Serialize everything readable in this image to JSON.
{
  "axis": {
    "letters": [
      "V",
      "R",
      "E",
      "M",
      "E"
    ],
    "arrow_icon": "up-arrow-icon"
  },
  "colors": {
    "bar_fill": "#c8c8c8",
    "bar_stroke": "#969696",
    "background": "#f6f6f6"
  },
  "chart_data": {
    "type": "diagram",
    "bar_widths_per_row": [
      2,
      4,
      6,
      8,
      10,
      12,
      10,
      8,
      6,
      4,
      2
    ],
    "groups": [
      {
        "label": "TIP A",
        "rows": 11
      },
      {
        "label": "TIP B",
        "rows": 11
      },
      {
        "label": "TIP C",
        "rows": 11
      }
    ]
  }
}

--- TASK TO CARRY OUT ---
Set down all of the records shown above once more, exactly.

--- THE RESPONSE ---
Serialize everything readable in this image to JSON.
{
  "axis": {
    "letters": [
      "V",
      "R",
      "E",
      "M",
      "E"
    ],
    "arrow_icon": "up-arrow-icon"
  },
  "colors": {
    "bar_fill": "#c8c8c8",
    "bar_stroke": "#969696",
    "background": "#f6f6f6"
  },
  "chart_data": {
    "type": "diagram",
    "bar_widths_per_row": [
      2,
      4,
      6,
      8,
      10,
      12,
      10,
      8,
      6,
      4,
      2
    ],
    "groups": [
      {
        "label": "TIP A",
        "rows": 11
      },
      {
        "label": "TIP B",
        "rows": 11
      },
      {
        "label": "TIP C",
        "rows": 11
      }
    ]
  }
}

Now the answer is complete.